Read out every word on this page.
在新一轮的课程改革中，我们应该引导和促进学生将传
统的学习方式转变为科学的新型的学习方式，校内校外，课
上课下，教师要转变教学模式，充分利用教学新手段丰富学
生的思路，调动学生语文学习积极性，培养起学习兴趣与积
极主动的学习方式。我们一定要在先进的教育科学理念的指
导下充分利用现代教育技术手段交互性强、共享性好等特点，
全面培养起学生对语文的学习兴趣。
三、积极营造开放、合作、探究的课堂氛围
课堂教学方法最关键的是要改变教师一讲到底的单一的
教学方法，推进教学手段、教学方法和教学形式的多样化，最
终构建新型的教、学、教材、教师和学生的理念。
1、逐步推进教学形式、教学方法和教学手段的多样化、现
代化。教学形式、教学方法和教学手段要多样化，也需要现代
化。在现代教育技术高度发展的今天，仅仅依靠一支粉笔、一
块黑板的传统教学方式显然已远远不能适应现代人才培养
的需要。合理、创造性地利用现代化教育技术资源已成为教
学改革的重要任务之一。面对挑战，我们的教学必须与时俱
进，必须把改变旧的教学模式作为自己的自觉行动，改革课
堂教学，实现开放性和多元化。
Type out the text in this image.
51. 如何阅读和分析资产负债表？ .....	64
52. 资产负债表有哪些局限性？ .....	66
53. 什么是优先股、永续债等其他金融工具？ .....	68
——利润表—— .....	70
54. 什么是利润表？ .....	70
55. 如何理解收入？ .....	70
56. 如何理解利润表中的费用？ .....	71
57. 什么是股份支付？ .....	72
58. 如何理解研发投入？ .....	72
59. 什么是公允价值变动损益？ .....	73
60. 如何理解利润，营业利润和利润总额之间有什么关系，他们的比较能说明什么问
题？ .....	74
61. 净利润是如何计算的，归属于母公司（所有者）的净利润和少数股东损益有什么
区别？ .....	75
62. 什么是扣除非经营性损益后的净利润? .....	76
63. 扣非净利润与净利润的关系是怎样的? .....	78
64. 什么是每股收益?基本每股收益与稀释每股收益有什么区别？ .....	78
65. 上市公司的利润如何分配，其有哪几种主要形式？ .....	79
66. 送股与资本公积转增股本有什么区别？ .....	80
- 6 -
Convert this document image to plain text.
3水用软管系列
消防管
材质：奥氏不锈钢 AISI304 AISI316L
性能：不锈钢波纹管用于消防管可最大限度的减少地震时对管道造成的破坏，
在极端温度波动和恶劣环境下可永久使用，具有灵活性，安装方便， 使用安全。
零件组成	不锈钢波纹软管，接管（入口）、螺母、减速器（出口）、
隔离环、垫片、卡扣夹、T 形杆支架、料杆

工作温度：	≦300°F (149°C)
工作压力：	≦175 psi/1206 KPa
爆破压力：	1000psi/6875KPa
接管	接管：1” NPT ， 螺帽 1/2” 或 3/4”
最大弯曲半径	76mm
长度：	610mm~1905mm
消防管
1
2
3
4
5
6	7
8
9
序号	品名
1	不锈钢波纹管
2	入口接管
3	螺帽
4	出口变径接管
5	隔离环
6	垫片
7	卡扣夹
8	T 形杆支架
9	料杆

════════

*WORK INSTRUCTIONS*
Print the listing above in full, exactly as it is.

*ANSWER TO THIS TASK*
Read out every word on this page.
在新一轮的课程改革中，我们应该引导和促进学生将传
统的学习方式转变为科学的新型的学习方式，校内校外，课
上课下，教师要转变教学模式，充分利用教学新手段丰富学
生的思路，调动学生语文学习积极性，培养起学习兴趣与积
极主动的学习方式。我们一定要在先进的教育科学理念的指
导下充分利用现代教育技术手段交互性强、共享性好等特点，
全面培养起学生对语文的学习兴趣。
三、积极营造开放、合作、探究的课堂氛围
课堂教学方法最关键的是要改变教师一讲到底的单一的
教学方法，推进教学手段、教学方法和教学形式的多样化，最
终构建新型的教、学、教材、教师和学生的理念。
1、逐步推进教学形式、教学方法和教学手段的多样化、现
代化。教学形式、教学方法和教学手段要多样化，也需要现代
化。在现代教育技术高度发展的今天，仅仅依靠一支粉笔、一
块黑板的传统教学方式显然已远远不能适应现代人才培养
的需要。合理、创造性地利用现代化教育技术资源已成为教
学改革的重要任务之一。面对挑战，我们的教学必须与时俱
进，必须把改变旧的教学模式作为自己的自觉行动，改革课
堂教学，实现开放性和多元化。
Type out the text in this image.
51. 如何阅读和分析资产负债表？ .....	64
52. 资产负债表有哪些局限性？ .....	66
53. 什么是优先股、永续债等其他金融工具？ .....	68
——利润表—— .....	70
54. 什么是利润表？ .....	70
55. 如何理解收入？ .....	70
56. 如何理解利润表中的费用？ .....	71
57. 什么是股份支付？ .....	72
58. 如何理解研发投入？ .....	72
59. 什么是公允价值变动损益？ .....	73
60. 如何理解利润，营业利润和利润总额之间有什么关系，他们的比较能说明什么问
题？ .....	74
61. 净利润是如何计算的，归属于母公司（所有者）的净利润和少数股东损益有什么
区别？ .....	75
62. 什么是扣除非经营性损益后的净利润? .....	76
63. 扣非净利润与净利润的关系是怎样的? .....	78
64. 什么是每股收益?基本每股收益与稀释每股收益有什么区别？ .....	78
65. 上市公司的利润如何分配，其有哪几种主要形式？ .....	79
66. 送股与资本公积转增股本有什么区别？ .....	80
- 6 -
Convert this document image to plain text.
3水用软管系列
消防管
材质：奥氏不锈钢 AISI304 AISI316L
性能：不锈钢波纹管用于消防管可最大限度的减少地震时对管道造成的破坏，
在极端温度波动和恶劣环境下可永久使用，具有灵活性，安装方便， 使用安全。
零件组成	不锈钢波纹软管，接管（入口）、螺母、减速器（出口）、
隔离环、垫片、卡扣夹、T 形杆支架、料杆

工作温度：	≦300°F (149°C)
工作压力：	≦175 psi/1206 KPa
爆破压力：	1000psi/6875KPa
接管	接管：1” NPT ， 螺帽 1/2” 或 3/4”
最大弯曲半径	76mm
长度：	610mm~1905mm
消防管
1
2
3
4
5
6	7
8
9
序号	品名
1	不锈钢波纹管
2	入口接管
3	螺帽
4	出口变径接管
5	隔离环
6	垫片
7	卡扣夹
8	T 形杆支架
9	料杆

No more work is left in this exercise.